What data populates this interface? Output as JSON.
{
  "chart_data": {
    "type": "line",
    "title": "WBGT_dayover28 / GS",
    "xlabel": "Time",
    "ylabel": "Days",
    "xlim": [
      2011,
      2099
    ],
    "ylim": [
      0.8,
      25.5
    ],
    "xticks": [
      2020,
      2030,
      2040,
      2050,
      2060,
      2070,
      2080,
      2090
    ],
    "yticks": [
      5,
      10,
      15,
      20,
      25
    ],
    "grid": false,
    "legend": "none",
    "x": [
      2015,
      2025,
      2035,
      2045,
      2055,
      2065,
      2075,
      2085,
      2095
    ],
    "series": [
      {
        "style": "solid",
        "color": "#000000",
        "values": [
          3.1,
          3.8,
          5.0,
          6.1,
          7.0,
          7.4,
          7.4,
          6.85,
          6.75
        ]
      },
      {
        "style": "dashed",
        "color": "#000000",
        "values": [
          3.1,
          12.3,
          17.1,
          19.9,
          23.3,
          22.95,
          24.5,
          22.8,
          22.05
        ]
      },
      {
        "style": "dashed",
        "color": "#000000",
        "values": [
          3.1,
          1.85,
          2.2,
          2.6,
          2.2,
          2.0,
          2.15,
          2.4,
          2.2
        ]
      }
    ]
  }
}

══════════════════════════════

» OBJECTIVE
Each record above should be repeated exactly as it appears.

» FINAL RESULT
What data populates this interface? Output as JSON.
{
  "chart_data": {
    "type": "line",
    "title": "WBGT_dayover28 / GS",
    "xlabel": "Time",
    "ylabel": "Days",
    "xlim": [
      2011,
      2099
    ],
    "ylim": [
      0.8,
      25.5
    ],
    "xticks": [
      2020,
      2030,
      2040,
      2050,
      2060,
      2070,
      2080,
      2090
    ],
    "yticks": [
      5,
      10,
      15,
      20,
      25
    ],
    "grid": false,
    "legend": "none",
    "x": [
      2015,
      2025,
      2035,
      2045,
      2055,
      2065,
      2075,
      2085,
      2095
    ],
    "series": [
      {
        "style": "solid",
        "color": "#000000",
        "values": [
          3.1,
          3.8,
          5.0,
          6.1,
          7.0,
          7.4,
          7.4,
          6.85,
          6.75
        ]
      },
      {
        "style": "dashed",
        "color": "#000000",
        "values": [
          3.1,
          12.3,
          17.1,
          19.9,
          23.3,
          22.95,
          24.5,
          22.8,
          22.05
        ]
      },
      {
        "style": "dashed",
        "color": "#000000",
        "values": [
          3.1,
          1.85,
          2.2,
          2.6,
          2.2,
          2.0,
          2.15,
          2.4,
          2.2
        ]
      }
    ]
  }
}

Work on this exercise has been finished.